• **RECORDED INFORMATION**
• • • • •

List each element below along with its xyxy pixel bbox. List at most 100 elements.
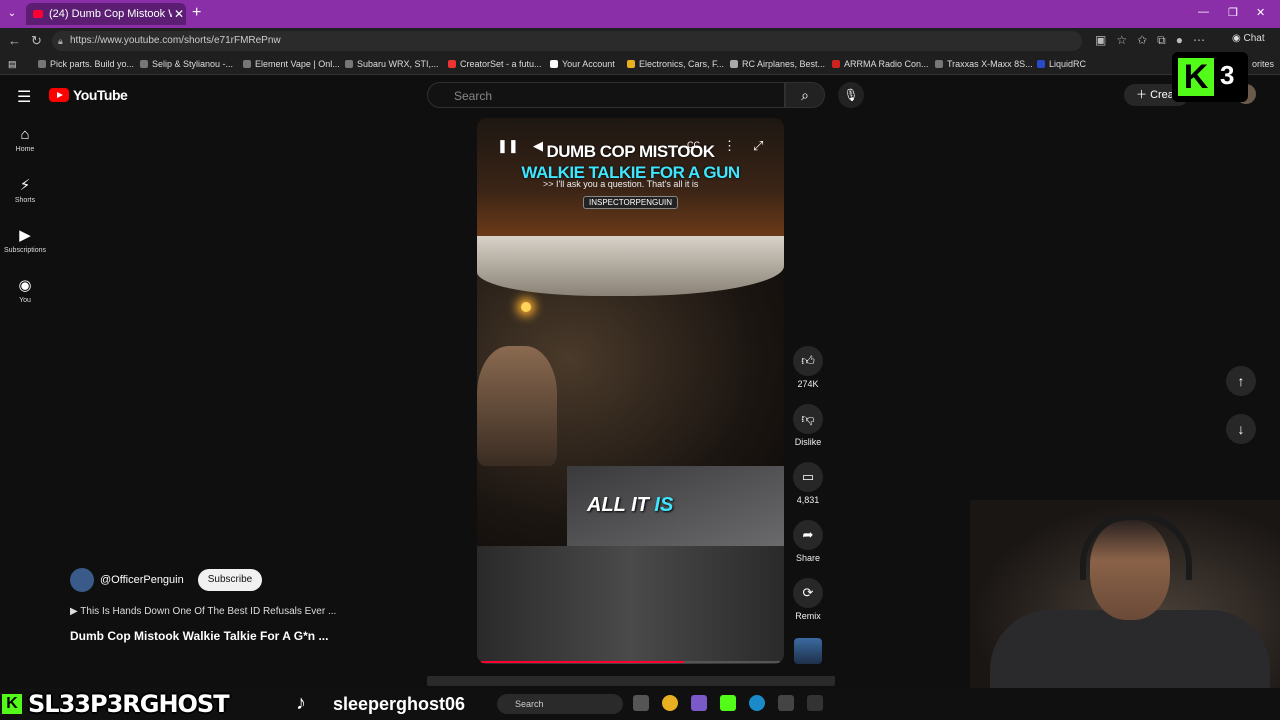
shorts-video-player[interactable]: DUMB COP MISTOOK WALKIE TALKIE FOR A GUN… [477,118,784,664]
bookmark-item[interactable]: Element Vape | Onl... [243,59,340,69]
next-short-button[interactable]: ↓ [1226,414,1256,444]
bookmark-item[interactable]: Selip & Stylianou -... [140,59,233,69]
browser-tab[interactable]: (24) Dumb Cop Mistook Walk ✕ [26,3,186,25]
kick-count: 3 [1220,60,1235,90]
bookmark-favicon-icon [935,60,943,68]
tiktok-handle: sleeperghost06 [333,694,466,714]
bookmark-label: LiquidRC [1049,59,1087,69]
more-options-icon[interactable]: ⋮ [723,138,736,154]
remix-button[interactable]: ⟳ Remix [790,578,826,636]
video-progress-bar[interactable] [481,661,780,663]
pause-button[interactable]: ❚❚ [497,138,519,154]
sidebar-item-subscriptions[interactable]: ▶ Subscriptions [0,226,50,276]
bookmark-item[interactable]: CreatorSet - a futu... [448,59,542,69]
bookmark-item[interactable]: ARRMA Radio Con... [832,59,929,69]
comments-count: 4,831 [796,495,820,505]
horizontal-scrollbar[interactable] [427,676,835,686]
video-metadata: @OfficerPenguin Subscribe ▶ This Is Hand… [70,568,390,643]
edge-icon[interactable] [749,695,765,711]
bookmark-favicon-icon [832,60,840,68]
back-icon[interactable]: ← [8,33,21,48]
favorites-icon[interactable]: ✩ [1137,33,1147,48]
taskbar-search[interactable]: Search [497,694,623,714]
bookmark-label: CreatorSet - a futu... [460,59,542,69]
shorts-actions: 👍︎ 274K 👎︎ Dislike ▭ 4,831 ➦ Share ⟳ Remix [790,346,826,636]
channel-name[interactable]: @OfficerPenguin [100,574,184,586]
refresh-icon[interactable]: ↻ [31,33,42,49]
chrome-icon[interactable] [662,695,678,711]
video-title-line1: DUMB COP MISTOOK [546,142,716,161]
profile-icon[interactable]: ● [1176,33,1183,48]
bookmark-label: orites [1252,59,1275,69]
menu-icon[interactable]: ☰ [17,87,31,107]
bookmark-item[interactable]: Pick parts. Build yo... [38,59,134,69]
youtube-logo[interactable]: YouTube [49,87,128,103]
bookmark-item[interactable]: Your Account [550,59,615,69]
comments-button[interactable]: ▭ 4,831 [790,462,826,520]
subscriptions-icon: ▶ [19,227,31,244]
split-screen-icon[interactable]: ▣ [1095,33,1106,48]
task-view-icon[interactable] [633,695,649,711]
channel-avatar[interactable] [70,568,94,592]
sidebar-item-you[interactable]: ◉ You [0,276,50,326]
bookmark-label: Element Vape | Onl... [255,59,340,69]
url-field[interactable]: 🔒︎ https://www.youtube.com/shorts/e71rFM… [52,31,1082,51]
close-tab-icon[interactable]: ✕ [172,7,186,21]
bookmark-item[interactable]: LiquidRC [1037,59,1086,69]
fullscreen-icon[interactable]: ⤢ [753,138,763,154]
share-icon: ➦ [793,520,823,550]
sidebar-item-shorts[interactable]: ⚡︎ Shorts [0,176,50,226]
street-light [521,302,531,312]
youtube-play-icon [49,88,69,102]
video-description[interactable]: ▶ This Is Hands Down One Of The Best ID … [70,606,390,617]
video-top-banner: DUMB COP MISTOOK WALKIE TALKIE FOR A GUN… [477,118,784,236]
share-button[interactable]: ➦ Share [790,520,826,578]
close-window-icon[interactable]: ✕ [1256,6,1265,19]
shorts-navigation: ↑ ↓ [1226,366,1256,462]
toolbar-icons: ▣ ☆ ✩ ⧉ ● ⋯ [1095,33,1205,48]
copilot-icon: ◉ [1232,33,1241,44]
voice-search-button[interactable]: 🎙︎ [838,82,864,108]
like-count: 274K [797,379,819,389]
minimize-icon[interactable]: — [1198,6,1209,18]
favorite-star-icon[interactable]: ☆ [1116,33,1127,48]
sound-thumbnail[interactable] [794,638,822,664]
captions-cc-icon[interactable]: CC [687,140,700,150]
bookmark-item[interactable]: RC Airplanes, Best... [730,59,825,69]
sidebar-item-label: You [19,297,31,304]
sidebar-item-home[interactable]: ⌂ Home [0,126,50,176]
tiktok-icon: ♪ [296,692,306,714]
volume-icon[interactable]: ◀ [533,138,543,154]
extensions-icon[interactable]: ⧉ [1157,33,1166,48]
video-title[interactable]: Dumb Cop Mistook Walkie Talkie For A G*n… [70,629,390,643]
tab-actions-menu-icon[interactable]: ⌄ [4,6,20,22]
bookmark-favicon-icon [1037,60,1045,68]
obs-icon[interactable] [778,695,794,711]
sidebar-item-label: Home [15,146,35,153]
video-blurred-bottom [477,546,784,664]
previous-short-button[interactable]: ↑ [1226,366,1256,396]
kick-app-icon[interactable] [720,695,736,711]
more-menu-icon[interactable]: ⋯ [1193,33,1205,48]
streamer-body [990,610,1270,700]
bookmark-item[interactable]: orites [1252,59,1274,69]
bookmark-item[interactable]: Traxxas X-Maxx 8S... [935,59,1033,69]
subscribe-button[interactable]: Subscribe [197,569,263,591]
game-app-icon[interactable] [807,695,823,711]
copilot-app-icon[interactable] [691,695,707,711]
search-input[interactable]: Search [427,82,785,108]
youtube-header: ☰ YouTube Search ⌕ 🎙︎ ＋ Creat [0,75,1280,115]
subtitle-main: ALL IT [587,494,655,516]
like-button[interactable]: 👍︎ 274K [790,346,826,404]
bookmark-item[interactable]: Electronics, Cars, F... [627,59,724,69]
copilot-chat-button[interactable]: ◉ Chat [1232,33,1265,44]
new-tab-button[interactable]: + [192,4,201,22]
bookmark-item[interactable]: Subaru WRX, STI,... [345,59,439,69]
thumbs-up-icon: 👍︎ [793,346,823,376]
dislike-button[interactable]: 👎︎ Dislike [790,404,826,462]
restore-icon[interactable]: ❐ [1228,6,1238,19]
bookmarks-toggle-icon[interactable]: ▤ [8,59,17,70]
kick-logo-icon: K [1178,58,1214,96]
search-button[interactable]: ⌕ [785,82,825,108]
burned-in-subtitle: ALL IT IS [587,494,673,517]
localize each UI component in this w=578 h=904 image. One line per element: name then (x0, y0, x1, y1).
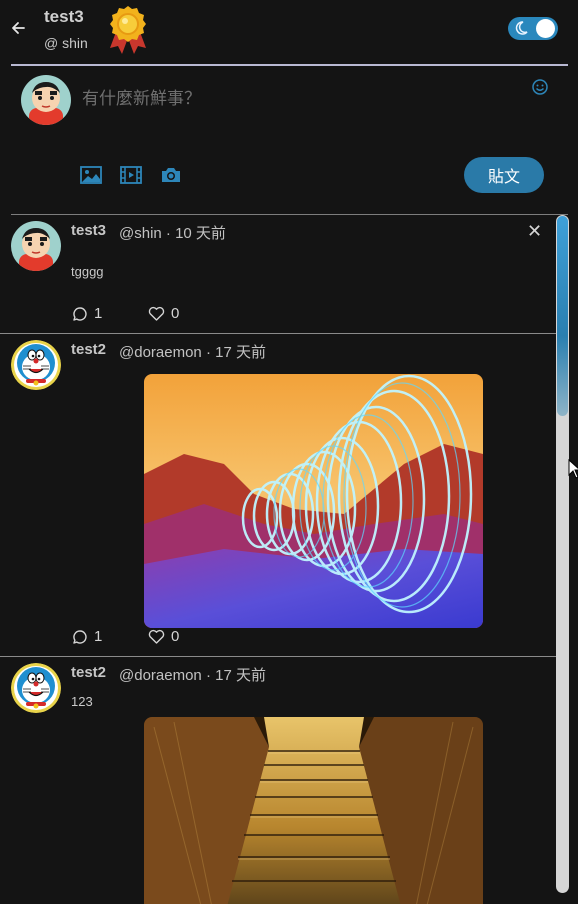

• • • • •

• **STATED TASK**
Reproduce all of the records above line for line, leaving out the pictures.

• **FULL OUTPUT**
List each element below along with its xyxy pixel bbox. List at most 100 elements.
shorts-video-player[interactable]: DUMB COP MISTOOK WALKIE TALKIE FOR A GUN… [477,118,784,664]
bookmark-item[interactable]: Element Vape | Onl... [243,59,340,69]
next-short-button[interactable]: ↓ [1226,414,1256,444]
bookmark-item[interactable]: Selip & Stylianou -... [140,59,233,69]
browser-tab[interactable]: (24) Dumb Cop Mistook Walk ✕ [26,3,186,25]
kick-count: 3 [1220,60,1235,90]
bookmark-favicon-icon [935,60,943,68]
tiktok-handle: sleeperghost06 [333,694,466,714]
bookmark-label: LiquidRC [1049,59,1087,69]
more-options-icon[interactable]: ⋮ [723,138,736,154]
remix-button[interactable]: ⟳ Remix [790,578,826,636]
video-progress-bar[interactable] [481,661,780,663]
pause-button[interactable]: ❚❚ [497,138,519,154]
sidebar-item-subscriptions[interactable]: ▶ Subscriptions [0,226,50,276]
bookmark-item[interactable]: CreatorSet - a futu... [448,59,542,69]
bookmark-item[interactable]: ARRMA Radio Con... [832,59,929,69]
comments-count: 4,831 [796,495,820,505]
horizontal-scrollbar[interactable] [427,676,835,686]
video-metadata: @OfficerPenguin Subscribe ▶ This Is Hand… [70,568,390,643]
edge-icon[interactable] [749,695,765,711]
bookmark-favicon-icon [832,60,840,68]
back-icon[interactable]: ← [8,33,21,48]
favorites-icon[interactable]: ✩ [1137,33,1147,48]
taskbar-search[interactable]: Search [497,694,623,714]
bookmark-label: CreatorSet - a futu... [460,59,542,69]
shorts-actions: 👍︎ 274K 👎︎ Dislike ▭ 4,831 ➦ Share ⟳ Remix [790,346,826,636]
channel-name[interactable]: @OfficerPenguin [100,574,184,586]
refresh-icon[interactable]: ↻ [31,33,42,49]
chrome-icon[interactable] [662,695,678,711]
video-title-line1: DUMB COP MISTOOK [546,142,716,161]
profile-icon[interactable]: ● [1176,33,1183,48]
bookmark-label: orites [1252,59,1275,69]
menu-icon[interactable]: ☰ [17,87,31,107]
bookmark-item[interactable]: Pick parts. Build yo... [38,59,134,69]
youtube-logo[interactable]: YouTube [49,87,128,103]
bookmark-item[interactable]: Your Account [550,59,615,69]
comments-button[interactable]: ▭ 4,831 [790,462,826,520]
subscriptions-icon: ▶ [19,227,31,244]
split-screen-icon[interactable]: ▣ [1095,33,1106,48]
task-view-icon[interactable] [633,695,649,711]
channel-avatar[interactable] [70,568,94,592]
sidebar-item-you[interactable]: ◉ You [0,276,50,326]
bookmark-label: Element Vape | Onl... [255,59,340,69]
url-field[interactable]: 🔒︎ https://www.youtube.com/shorts/e71rFM… [52,31,1082,51]
close-tab-icon[interactable]: ✕ [172,7,186,21]
bookmark-item[interactable]: LiquidRC [1037,59,1086,69]
fullscreen-icon[interactable]: ⤢ [753,138,763,154]
share-icon: ➦ [793,520,823,550]
sidebar-item-shorts[interactable]: ⚡︎ Shorts [0,176,50,226]
street-light [521,302,531,312]
youtube-play-icon [49,88,69,102]
video-description[interactable]: ▶ This Is Hands Down One Of The Best ID … [70,606,390,617]
video-top-banner: DUMB COP MISTOOK WALKIE TALKIE FOR A GUN… [477,118,784,236]
share-button[interactable]: ➦ Share [790,520,826,578]
close-window-icon[interactable]: ✕ [1256,6,1265,19]
shorts-navigation: ↑ ↓ [1226,366,1256,462]
toolbar-icons: ▣ ☆ ✩ ⧉ ● ⋯ [1095,33,1205,48]
copilot-icon: ◉ [1232,33,1241,44]
voice-search-button[interactable]: 🎙︎ [838,82,864,108]
like-count: 274K [797,379,819,389]
minimize-icon[interactable]: — [1198,6,1209,18]
favorite-star-icon[interactable]: ☆ [1116,33,1127,48]
sound-thumbnail[interactable] [794,638,822,664]
captions-cc-icon[interactable]: CC [687,140,700,150]
bookmark-item[interactable]: RC Airplanes, Best... [730,59,825,69]
sidebar-item-label: You [19,297,31,304]
sidebar-item-home[interactable]: ⌂ Home [0,126,50,176]
tiktok-icon: ♪ [296,692,306,714]
volume-icon[interactable]: ◀ [533,138,543,154]
extensions-icon[interactable]: ⧉ [1157,33,1166,48]
video-title[interactable]: Dumb Cop Mistook Walkie Talkie For A G*n… [70,629,390,643]
tab-actions-menu-icon[interactable]: ⌄ [4,6,20,22]
bookmark-favicon-icon [1037,60,1045,68]
obs-icon[interactable] [778,695,794,711]
sidebar-item-label: Home [15,146,35,153]
video-blurred-bottom [477,546,784,664]
previous-short-button[interactable]: ↑ [1226,366,1256,396]
kick-app-icon[interactable] [720,695,736,711]
more-menu-icon[interactable]: ⋯ [1193,33,1205,48]
streamer-body [990,610,1270,700]
bookmark-item[interactable]: orites [1252,59,1274,69]
bookmark-item[interactable]: Traxxas X-Maxx 8S... [935,59,1033,69]
subscribe-button[interactable]: Subscribe [197,569,263,591]
game-app-icon[interactable] [807,695,823,711]
copilot-app-icon[interactable] [691,695,707,711]
search-input[interactable]: Search [427,82,785,108]
youtube-header: ☰ YouTube Search ⌕ 🎙︎ ＋ Creat [0,75,1280,115]
subtitle-main: ALL IT [587,494,655,516]
like-button[interactable]: 👍︎ 274K [790,346,826,404]
bookmark-item[interactable]: Electronics, Cars, F... [627,59,724,69]
copilot-chat-button[interactable]: ◉ Chat [1232,33,1265,44]
new-tab-button[interactable]: + [192,4,201,22]
bookmark-item[interactable]: Subaru WRX, STI,... [345,59,439,69]
thumbs-up-icon: 👍︎ [793,346,823,376]
dislike-button[interactable]: 👎︎ Dislike [790,404,826,462]
restore-icon[interactable]: ❐ [1228,6,1238,19]
bookmarks-toggle-icon[interactable]: ▤ [8,59,17,70]
kick-logo-icon: K [1178,58,1214,96]
search-button[interactable]: ⌕ [785,82,825,108]
burned-in-subtitle: ALL IT IS [587,494,673,517]
localize each UI component in this w=578 h=904 image. One line per element: name then (x0, y0, x1, y1).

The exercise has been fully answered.